### GIVEN EXERCISE
Find the string "plane" in the entries and copy each line that has it.

### RECORDS SHOWN
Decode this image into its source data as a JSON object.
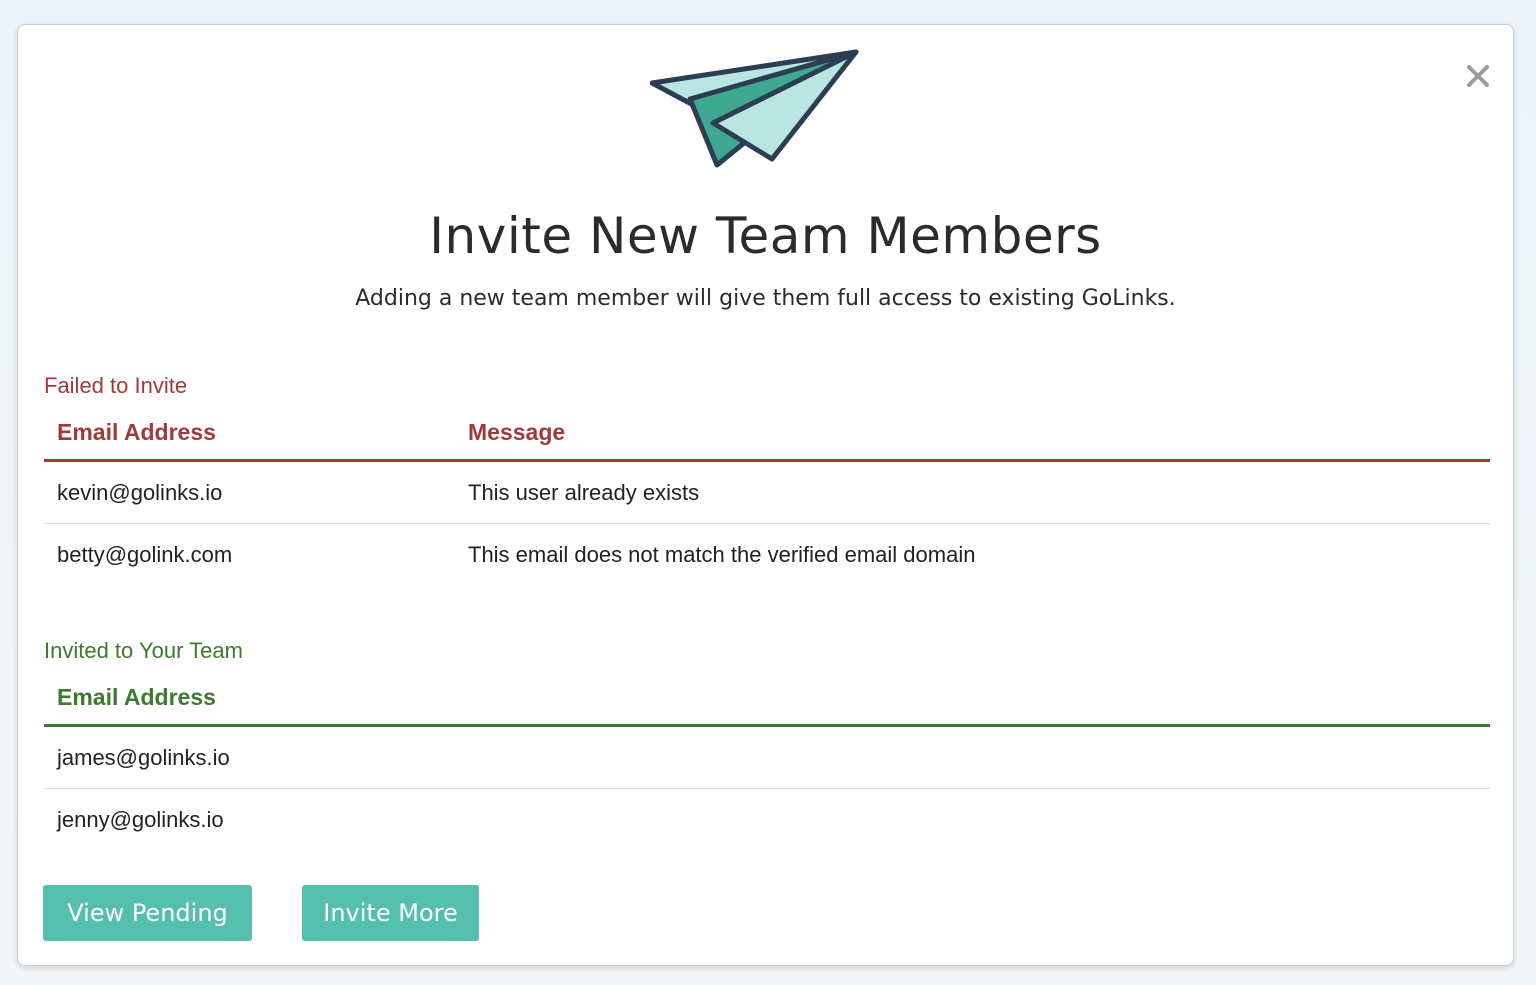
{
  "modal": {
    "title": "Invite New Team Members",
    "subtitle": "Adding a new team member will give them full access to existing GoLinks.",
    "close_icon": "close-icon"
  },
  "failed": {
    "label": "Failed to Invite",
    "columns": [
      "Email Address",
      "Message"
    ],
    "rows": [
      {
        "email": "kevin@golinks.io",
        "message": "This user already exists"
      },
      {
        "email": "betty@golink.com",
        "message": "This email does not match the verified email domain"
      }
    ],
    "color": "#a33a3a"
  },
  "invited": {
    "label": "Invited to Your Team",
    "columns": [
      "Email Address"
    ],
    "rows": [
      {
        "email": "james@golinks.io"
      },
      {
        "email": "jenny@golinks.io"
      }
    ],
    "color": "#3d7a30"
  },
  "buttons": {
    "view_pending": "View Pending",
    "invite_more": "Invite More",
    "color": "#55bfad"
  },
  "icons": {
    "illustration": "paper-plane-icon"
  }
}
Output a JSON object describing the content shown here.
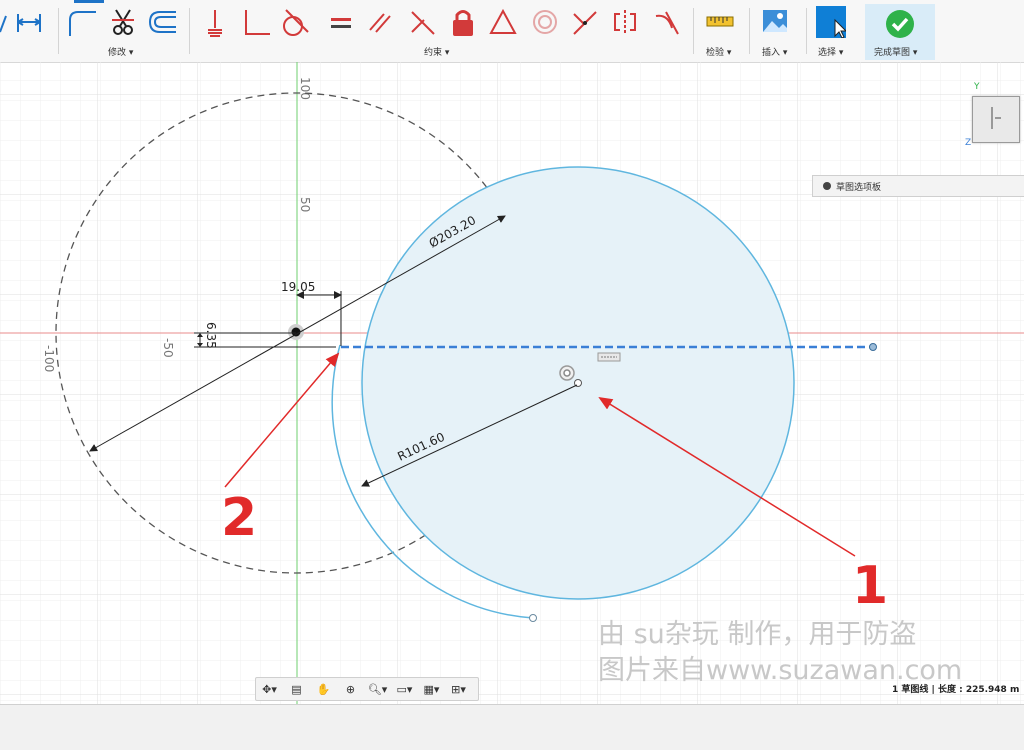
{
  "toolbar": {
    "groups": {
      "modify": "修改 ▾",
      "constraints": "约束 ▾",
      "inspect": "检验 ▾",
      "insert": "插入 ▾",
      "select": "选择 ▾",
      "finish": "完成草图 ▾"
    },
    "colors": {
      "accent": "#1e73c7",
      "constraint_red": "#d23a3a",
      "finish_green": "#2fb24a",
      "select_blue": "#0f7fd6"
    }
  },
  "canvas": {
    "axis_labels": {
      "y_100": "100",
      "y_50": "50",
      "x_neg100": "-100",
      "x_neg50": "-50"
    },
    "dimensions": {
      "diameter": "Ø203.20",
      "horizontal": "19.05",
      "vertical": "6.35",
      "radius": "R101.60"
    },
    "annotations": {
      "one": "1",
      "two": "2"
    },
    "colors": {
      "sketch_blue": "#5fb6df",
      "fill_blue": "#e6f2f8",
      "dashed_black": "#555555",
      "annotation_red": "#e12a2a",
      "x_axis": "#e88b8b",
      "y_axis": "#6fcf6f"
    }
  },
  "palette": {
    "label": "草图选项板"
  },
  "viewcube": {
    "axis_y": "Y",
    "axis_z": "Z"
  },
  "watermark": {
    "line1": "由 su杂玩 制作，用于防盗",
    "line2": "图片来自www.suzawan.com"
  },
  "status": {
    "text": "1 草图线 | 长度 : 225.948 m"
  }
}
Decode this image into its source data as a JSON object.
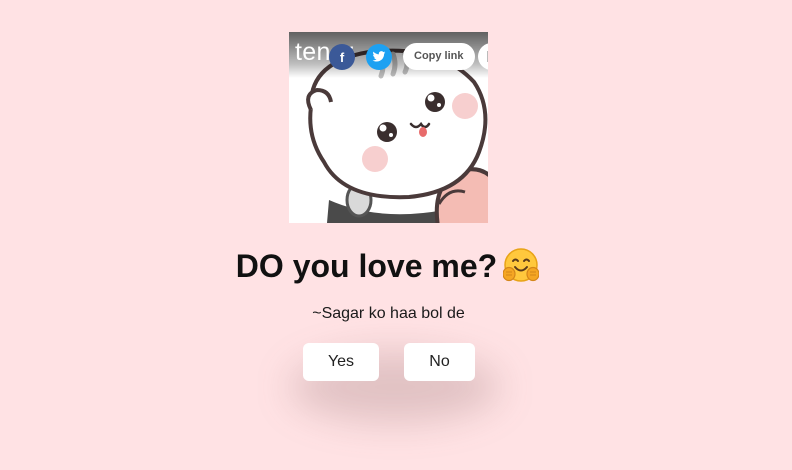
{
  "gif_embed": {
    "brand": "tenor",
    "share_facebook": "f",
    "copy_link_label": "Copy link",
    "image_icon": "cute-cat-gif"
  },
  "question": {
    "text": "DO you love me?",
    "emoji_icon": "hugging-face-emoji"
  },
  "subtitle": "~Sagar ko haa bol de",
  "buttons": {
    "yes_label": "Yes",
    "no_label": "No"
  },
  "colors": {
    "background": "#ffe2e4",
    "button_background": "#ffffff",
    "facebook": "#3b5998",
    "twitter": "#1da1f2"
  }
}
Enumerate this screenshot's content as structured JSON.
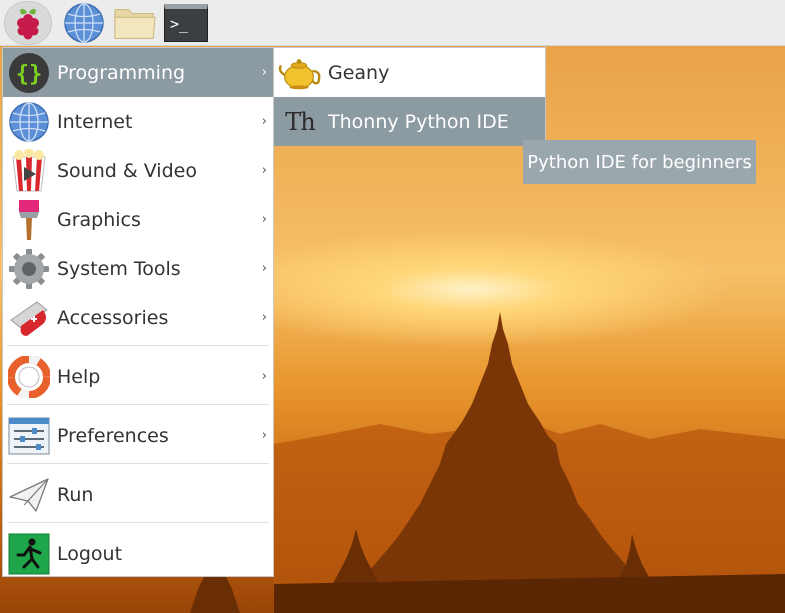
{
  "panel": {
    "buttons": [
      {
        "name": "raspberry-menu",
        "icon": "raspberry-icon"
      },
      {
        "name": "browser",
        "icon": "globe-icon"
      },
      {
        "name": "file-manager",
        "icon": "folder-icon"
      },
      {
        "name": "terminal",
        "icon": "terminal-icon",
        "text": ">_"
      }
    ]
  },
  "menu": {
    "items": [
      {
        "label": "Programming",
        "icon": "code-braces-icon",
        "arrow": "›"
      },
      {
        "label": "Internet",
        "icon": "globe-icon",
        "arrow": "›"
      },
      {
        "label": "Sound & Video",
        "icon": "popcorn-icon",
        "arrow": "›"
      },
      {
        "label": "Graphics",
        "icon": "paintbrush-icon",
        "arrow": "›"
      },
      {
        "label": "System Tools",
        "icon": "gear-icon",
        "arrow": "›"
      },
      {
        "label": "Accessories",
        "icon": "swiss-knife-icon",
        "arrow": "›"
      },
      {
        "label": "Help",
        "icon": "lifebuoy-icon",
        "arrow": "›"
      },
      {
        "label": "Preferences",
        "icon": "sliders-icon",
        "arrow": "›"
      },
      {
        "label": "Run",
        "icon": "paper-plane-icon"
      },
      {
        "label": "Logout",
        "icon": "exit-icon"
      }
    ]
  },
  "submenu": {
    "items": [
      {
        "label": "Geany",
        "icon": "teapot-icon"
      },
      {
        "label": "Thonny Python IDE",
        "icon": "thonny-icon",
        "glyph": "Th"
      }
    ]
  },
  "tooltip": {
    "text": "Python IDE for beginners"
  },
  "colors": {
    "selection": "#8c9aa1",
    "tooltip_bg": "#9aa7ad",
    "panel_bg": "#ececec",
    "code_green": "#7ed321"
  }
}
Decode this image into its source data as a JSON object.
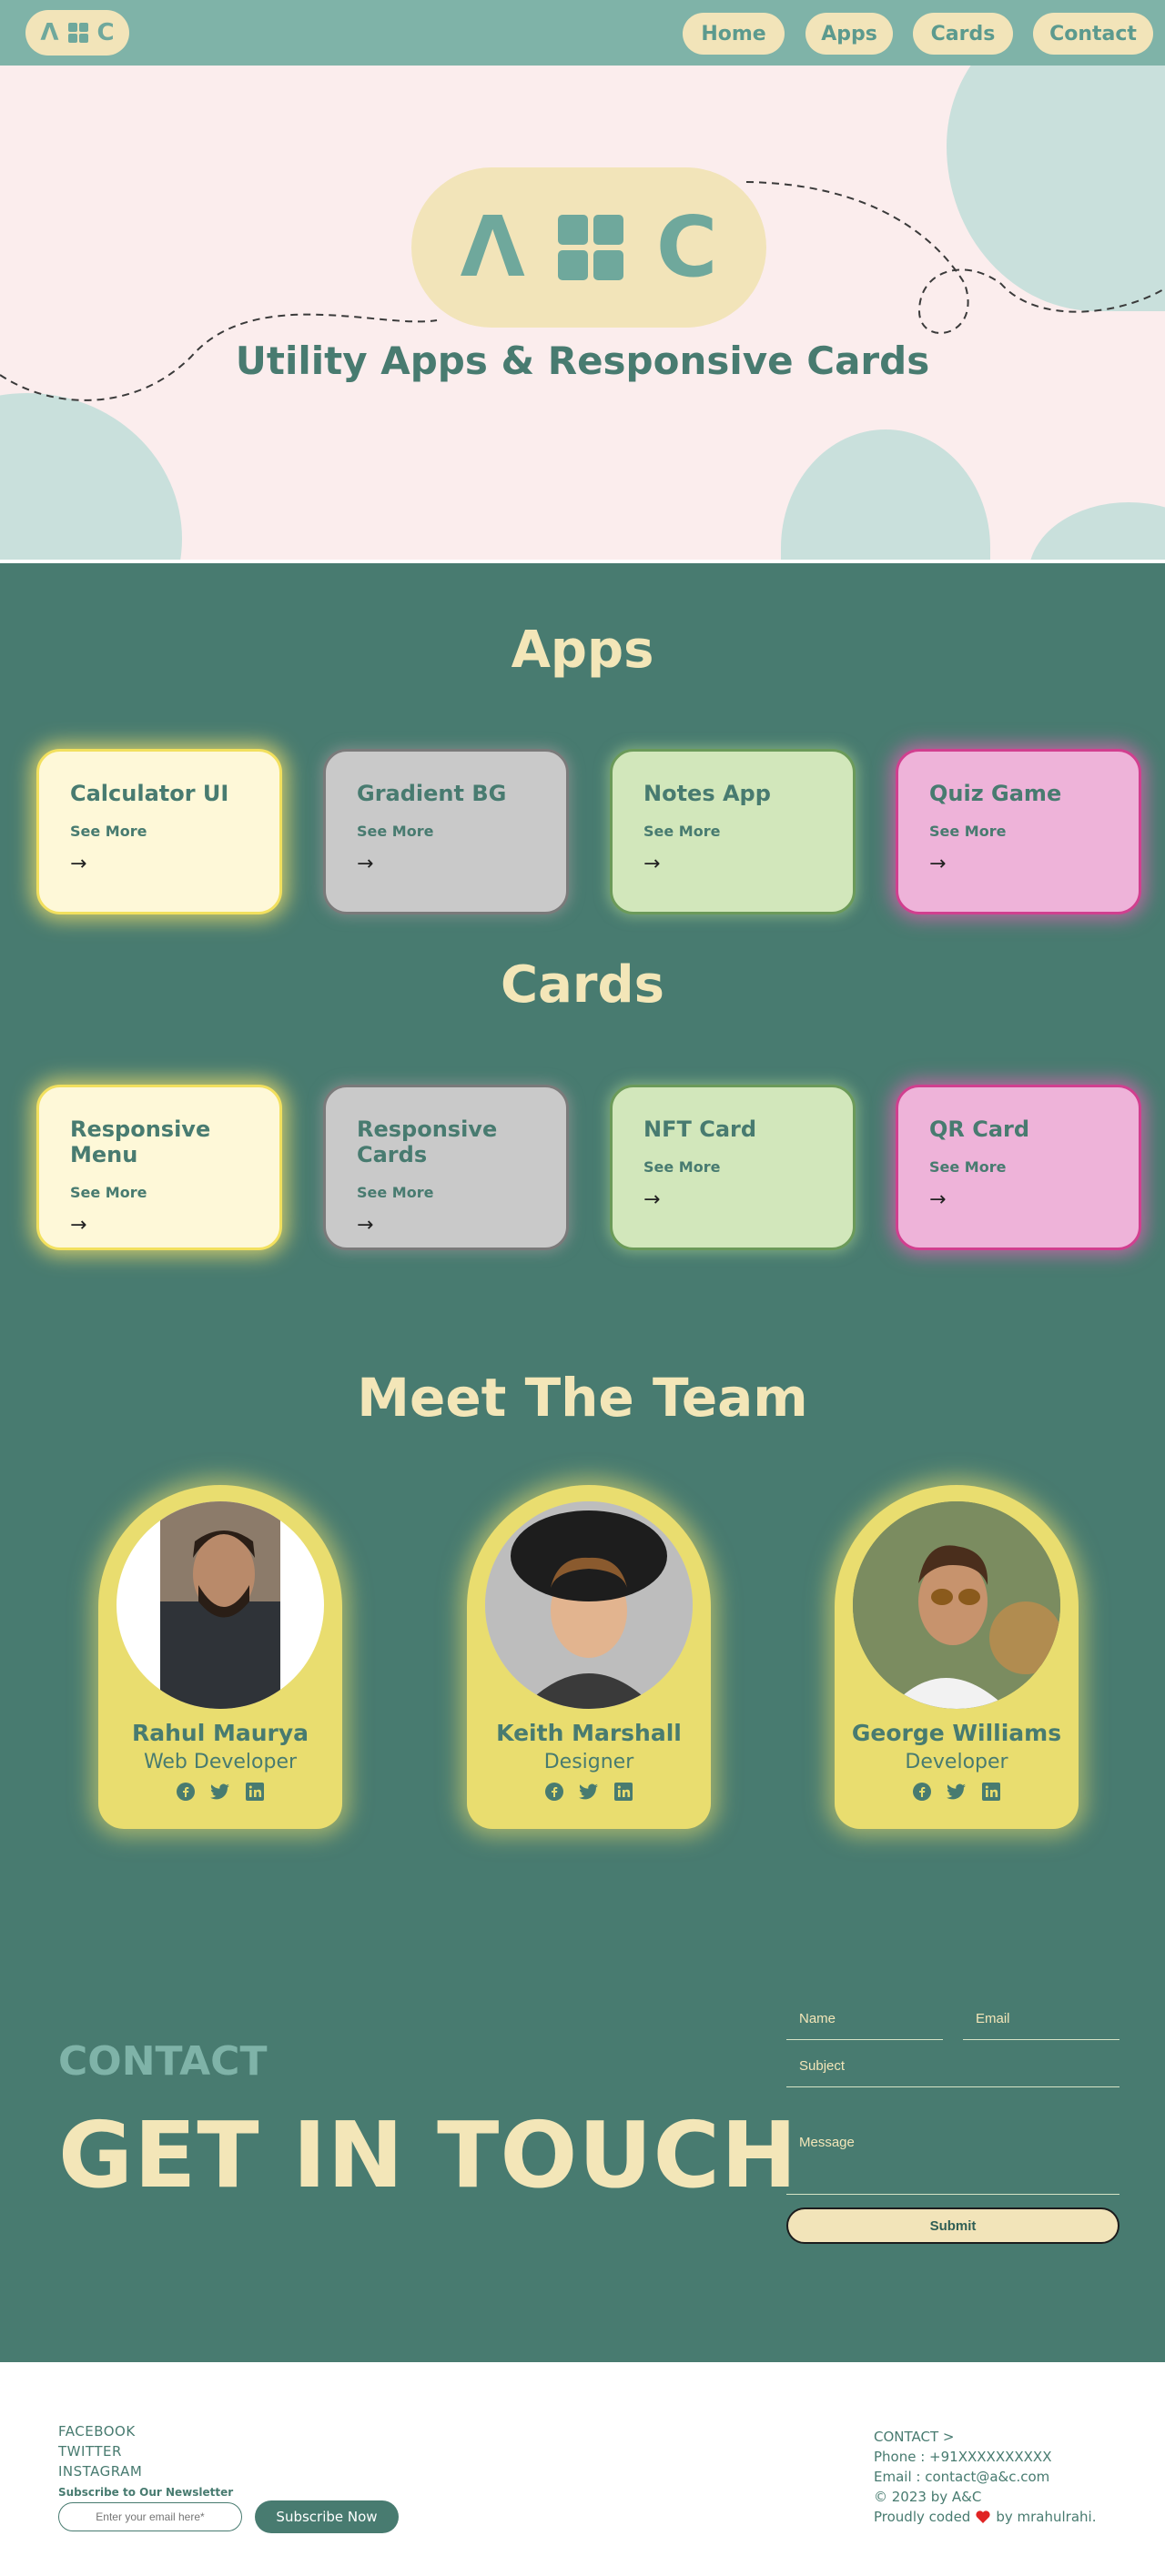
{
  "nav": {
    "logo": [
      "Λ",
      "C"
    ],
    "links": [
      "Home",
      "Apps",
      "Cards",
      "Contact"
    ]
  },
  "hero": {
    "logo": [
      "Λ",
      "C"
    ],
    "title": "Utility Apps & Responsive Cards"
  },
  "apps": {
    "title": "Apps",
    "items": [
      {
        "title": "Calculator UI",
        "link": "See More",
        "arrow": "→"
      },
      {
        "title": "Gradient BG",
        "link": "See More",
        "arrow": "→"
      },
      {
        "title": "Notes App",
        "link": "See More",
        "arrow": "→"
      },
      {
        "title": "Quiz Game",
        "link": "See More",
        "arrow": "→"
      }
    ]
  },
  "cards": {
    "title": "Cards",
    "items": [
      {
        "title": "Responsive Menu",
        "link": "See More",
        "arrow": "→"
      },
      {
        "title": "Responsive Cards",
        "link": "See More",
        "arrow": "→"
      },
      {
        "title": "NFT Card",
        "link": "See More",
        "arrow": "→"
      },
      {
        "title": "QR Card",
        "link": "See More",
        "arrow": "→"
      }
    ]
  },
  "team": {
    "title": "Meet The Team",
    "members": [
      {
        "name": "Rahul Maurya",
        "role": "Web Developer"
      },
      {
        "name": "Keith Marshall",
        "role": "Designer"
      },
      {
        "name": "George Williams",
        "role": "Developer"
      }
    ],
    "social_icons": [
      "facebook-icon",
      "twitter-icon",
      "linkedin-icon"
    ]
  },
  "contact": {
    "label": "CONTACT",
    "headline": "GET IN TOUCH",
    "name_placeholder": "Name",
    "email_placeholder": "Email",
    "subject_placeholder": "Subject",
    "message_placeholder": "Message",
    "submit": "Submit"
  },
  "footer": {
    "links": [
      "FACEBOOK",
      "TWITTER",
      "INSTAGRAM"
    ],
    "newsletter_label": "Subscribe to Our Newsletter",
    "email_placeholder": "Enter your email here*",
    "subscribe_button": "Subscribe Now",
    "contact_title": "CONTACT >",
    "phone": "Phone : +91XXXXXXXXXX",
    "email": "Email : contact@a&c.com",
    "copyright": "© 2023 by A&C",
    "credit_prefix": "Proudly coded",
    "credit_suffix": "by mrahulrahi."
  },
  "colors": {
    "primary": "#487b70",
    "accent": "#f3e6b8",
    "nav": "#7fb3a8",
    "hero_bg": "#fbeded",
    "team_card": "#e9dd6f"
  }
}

### RESULT
    "illustration": "paper-plane-icon"
        "icon": "paper-plane-icon"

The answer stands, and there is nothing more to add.